» **Instructions for the task**
Convert the records below into a JSON list of strings, one string per line, skipping blank lines. Leave the pictures out of the answer.
------------------------
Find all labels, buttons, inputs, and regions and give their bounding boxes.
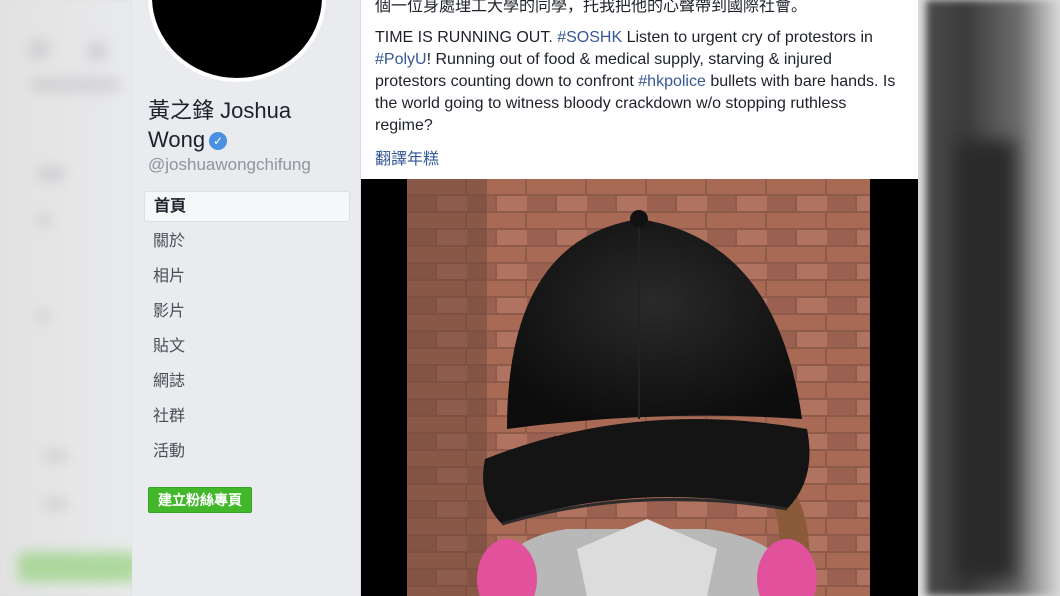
hashtag-polyu[interactable]: #PolyU [375, 51, 427, 68]
page-name-line1: 黃之鋒 Joshua [148, 98, 292, 123]
nav-item-notes[interactable]: 網誌 [144, 366, 350, 397]
post-english-text: TIME IS RUNNING OUT. #SOSHK Listen to ur… [375, 27, 905, 137]
blurred-background-right [926, 0, 1060, 596]
blurred-background-left [0, 0, 138, 596]
nav-item-home[interactable]: 首頁 [144, 191, 350, 222]
hashtag-soshk[interactable]: #SOSHK [557, 29, 622, 46]
page-username: @joshuawongchifung [148, 155, 311, 174]
post-text-part1: TIME IS RUNNING OUT. [375, 29, 558, 46]
profile-sidebar: 黃之鋒 Joshua Wong ✓ @joshuawongchifung 首頁 關… [132, 0, 360, 596]
post-text-part2: Listen to urgent cry of protestors in [622, 29, 873, 46]
photo-cap-mask-image [407, 179, 870, 596]
translate-link[interactable]: 翻譯年糕 [375, 145, 439, 169]
create-page-button[interactable]: 建立粉絲專頁 [148, 487, 252, 513]
post-chinese-text: 個一位身處理工大學的同學，托我把他的心聲帶到國際社會。 [375, 0, 808, 15]
nav-item-photos[interactable]: 相片 [144, 261, 350, 292]
post-card: 個一位身處理工大學的同學，托我把他的心聲帶到國際社會。 TIME IS RUNN… [361, 0, 918, 596]
page-nav: 首頁 關於 相片 影片 貼文 網誌 社群 活動 [144, 191, 350, 471]
nav-item-posts[interactable]: 貼文 [144, 331, 350, 362]
page-name-line2: Wong [148, 127, 206, 152]
profile-avatar[interactable] [152, 0, 322, 78]
page-title[interactable]: 黃之鋒 Joshua Wong ✓ [148, 96, 348, 154]
nav-item-events[interactable]: 活動 [144, 436, 350, 467]
hashtag-hkpolice[interactable]: #hkpolice [638, 73, 706, 90]
nav-item-about[interactable]: 關於 [144, 226, 350, 257]
nav-item-videos[interactable]: 影片 [144, 296, 350, 327]
post-photo[interactable] [361, 179, 918, 596]
verified-check-icon: ✓ [209, 132, 228, 150]
nav-item-community[interactable]: 社群 [144, 401, 350, 432]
------------------------
» **Task response**
[
  "Find all labels, buttons, inputs, and regions and give their bounding boxes.",
  "hashtag-polyu[interactable]: #PolyU [375, 51, 427, 68]",
  "page-name-line1: 黃之鋒 Joshua [148, 98, 292, 123]",
  "nav-item-notes[interactable]: 網誌 [144, 366, 350, 397]",
  "post-english-text: TIME IS RUNNING OUT. #SOSHK Listen to ur… [375, 27, 905, 137]",
  "blurred-background-right [926, 0, 1060, 596]",
  "blurred-background-left [0, 0, 138, 596]",
  "nav-item-home[interactable]: 首頁 [144, 191, 350, 222]",
  "hashtag-soshk[interactable]: #SOSHK [557, 29, 622, 46]",
  "page-username: @joshuawongchifung [148, 155, 311, 174]",
  "post-text-part1: TIME IS RUNNING OUT. [375, 29, 558, 46]",
  "profile-sidebar: 黃之鋒 Joshua Wong ✓ @joshuawongchifung 首頁 關… [132, 0, 360, 596]",
  "post-text-part2: Listen to urgent cry of protestors in [622, 29, 873, 46]",
  "photo-cap-mask-image [407, 179, 870, 596]",
  "translate-link[interactable]: 翻譯年糕 [375, 145, 439, 169]",
  "create-page-button[interactable]: 建立粉絲專頁 [148, 487, 252, 513]",
  "post-chinese-text: 個一位身處理工大學的同學，托我把他的心聲帶到國際社會。 [375, 0, 808, 15]",
  "nav-item-photos[interactable]: 相片 [144, 261, 350, 292]",
  "post-card: 個一位身處理工大學的同學，托我把他的心聲帶到國際社會。 TIME IS RUNN… [361, 0, 918, 596]",
  "page-nav: 首頁 關於 相片 影片 貼文 網誌 社群 活動 [144, 191, 350, 471]",
  "nav-item-posts[interactable]: 貼文 [144, 331, 350, 362]",
  "page-name-line2: Wong [148, 127, 206, 152]",
  "profile-avatar[interactable] [152, 0, 322, 78]",
  "page-title[interactable]: 黃之鋒 Joshua Wong ✓ [148, 96, 348, 154]",
  "nav-item-events[interactable]: 活動 [144, 436, 350, 467]",
  "hashtag-hkpolice[interactable]: #hkpolice [638, 73, 706, 90]",
  "nav-item-about[interactable]: 關於 [144, 226, 350, 257]",
  "nav-item-videos[interactable]: 影片 [144, 296, 350, 327]",
  "post-photo[interactable] [361, 179, 918, 596]",
  "verified-check-icon: ✓ [209, 132, 228, 150]",
  "nav-item-community[interactable]: 社群 [144, 401, 350, 432]"
]